**TO BE DONE**: Copy every record exactly, and keep the pictures out.

**DATA LINES**:
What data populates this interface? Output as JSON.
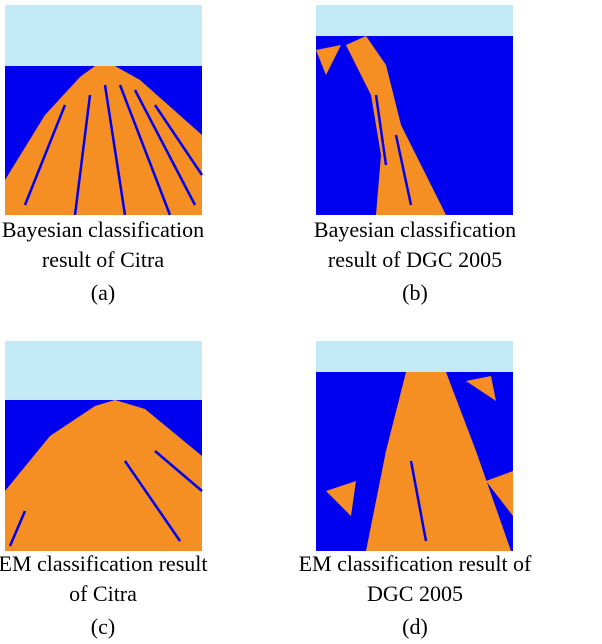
{
  "figures": [
    {
      "caption": [
        "Bayesian classification",
        "result of Citra"
      ],
      "label": "(a)"
    },
    {
      "caption": [
        "Bayesian classification",
        "result of DGC 2005"
      ],
      "label": "(b)"
    },
    {
      "caption": [
        "EM classification result",
        "of Citra"
      ],
      "label": "(c)"
    },
    {
      "caption": [
        "EM classification result of",
        "DGC 2005"
      ],
      "label": "(d)"
    }
  ]
}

**CORRECT OUTPUT**:
What data populates this interface? Output as JSON.
{
  "figures": [
    {
      "caption": [
        "Bayesian classification",
        "result of Citra"
      ],
      "label": "(a)"
    },
    {
      "caption": [
        "Bayesian classification",
        "result of DGC 2005"
      ],
      "label": "(b)"
    },
    {
      "caption": [
        "EM classification result",
        "of Citra"
      ],
      "label": "(c)"
    },
    {
      "caption": [
        "EM classification result of",
        "DGC 2005"
      ],
      "label": "(d)"
    }
  ]
}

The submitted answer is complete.